→ Prompt:
Drop the pictures from the entries below, then reproduce the rest exactly.

→ Dataset records:
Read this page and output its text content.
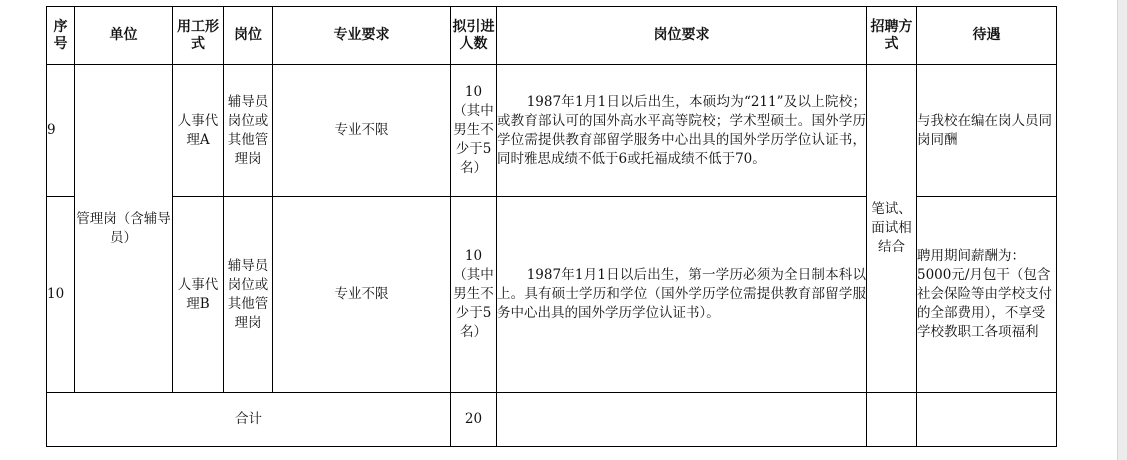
序号	单位	用工形式	岗位	专业要求	拟引进人数	岗位要求	招聘方式	待遇
9	管理岗（含辅导员）	人事代理A	辅导员岗位或其他管理岗	专业不限	10（其中男生不少于5名）	1987年1月1日以后出生，本硕均为“211”及以上院校；或教育部认可的国外高水平高等院校；学术型硕士。国外学历学位需提供教育部留学服务中心出具的国外学历学位认证书，同时雅思成绩不低于6或托福成绩不低于70。	笔试、面试相结合	与我校在编在岗人员同岗同酬
10		人事代理B	辅导员岗位或其他管理岗	专业不限	10（其中男生不少于5名）	1987年1月1日以后出生，第一学历必须为全日制本科以上。具有硕士学历和学位（国外学历学位需提供教育部留学服务中心出具的国外学历学位认证书）。		聘用期间薪酬为：5000元/月包干（包含社会保险等由学校支付的全部费用），不享受学校教职工各项福利
合计					20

→ Exercise answer:
Read this page and output its text content.
序号	单位	用工形式	岗位	专业要求	拟引进人数	岗位要求	招聘方式	待遇
9	管理岗（含辅导员）	人事代理A	辅导员岗位或其他管理岗	专业不限	10（其中男生不少于5名）	1987年1月1日以后出生，本硕均为“211”及以上院校；或教育部认可的国外高水平高等院校；学术型硕士。国外学历学位需提供教育部留学服务中心出具的国外学历学位认证书，同时雅思成绩不低于6或托福成绩不低于70。	笔试、面试相结合	与我校在编在岗人员同岗同酬
10		人事代理B	辅导员岗位或其他管理岗	专业不限	10（其中男生不少于5名）	1987年1月1日以后出生，第一学历必须为全日制本科以上。具有硕士学历和学位（国外学历学位需提供教育部留学服务中心出具的国外学历学位认证书）。		聘用期间薪酬为：5000元/月包干（包含社会保险等由学校支付的全部费用），不享受学校教职工各项福利
合计					20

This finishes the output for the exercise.